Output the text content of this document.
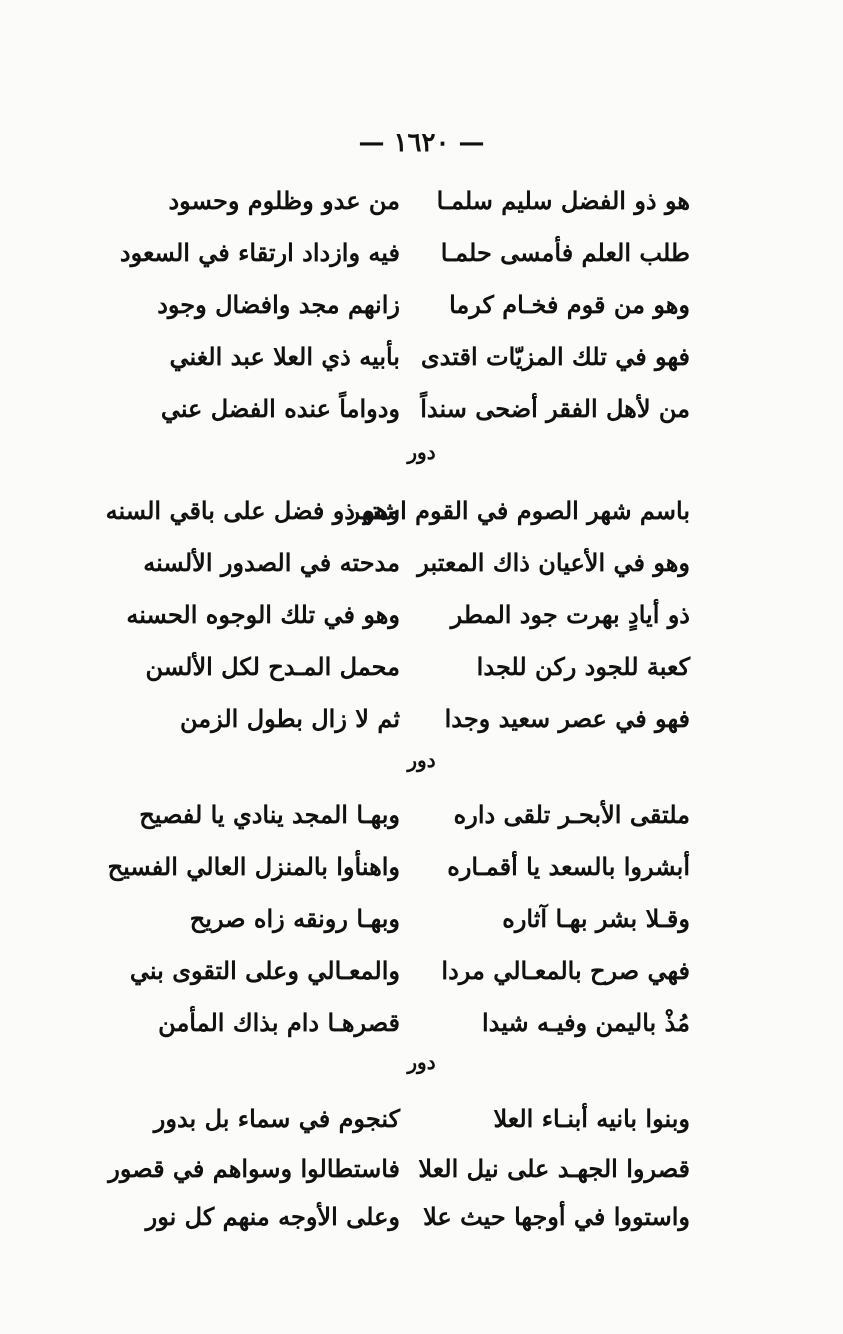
— ١٦٢٠ —
هو ذو الفضل سليم سلمـا
من عدو وظلوم وحسود
طلب العلم فأمسى حلمـا
فيه وازداد ارتقاء في السعود
وهو من قوم فخـام كرما
زانهم مجد وافضال وجود
فهو في تلك المزيّات اقتدى
بأبيه ذي العلا عبد الغني
من لأهل الفقر أضحى سنداً
ودواماً عنده الفضل عني
دور
باسم شهر الصوم في القوم اشتهر
وهو ذو فضل على باقي السنه
وهو في الأعيان ذاك المعتبر
مدحته في الصدور الألسنه
ذو أيادٍ بهرت جود المطر
وهو في تلك الوجوه الحسنه
كعبة للجود ركن للجدا
محمل المـدح لكل الألسن
فهو في عصر سعيد وجدا
ثم لا زال بطول الزمن
دور
ملتقى الأبحـر تلقى داره
وبهـا المجد ينادي يا لفصيح
أبشروا بالسعد يا أقمـاره
واهنأوا بالمنزل العالي الفسيح
وقـلا بشر بهـا آثاره
وبهـا رونقه زاه صريح
فهي صرح بالمعـالي مردا
والمعـالي وعلى التقوى بني
مُذْ باليمن وفيـه شيدا
قصرهـا دام بذاك المأمن
دور
وبنوا بانيه أبنـاء العلا
كنجوم في سماء بل بدور
قصروا الجهـد على نيل العلا
فاستطالوا وسواهم في قصور
واستووا في أوجها حيث علا
وعلى الأوجه منهم كل نور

++++++++++++++++++++

Extract every line above that contains the word "وبهـا".

## Response
وبهـا المجد ينادي يا لفصيح
وبهـا رونقه زاه صريح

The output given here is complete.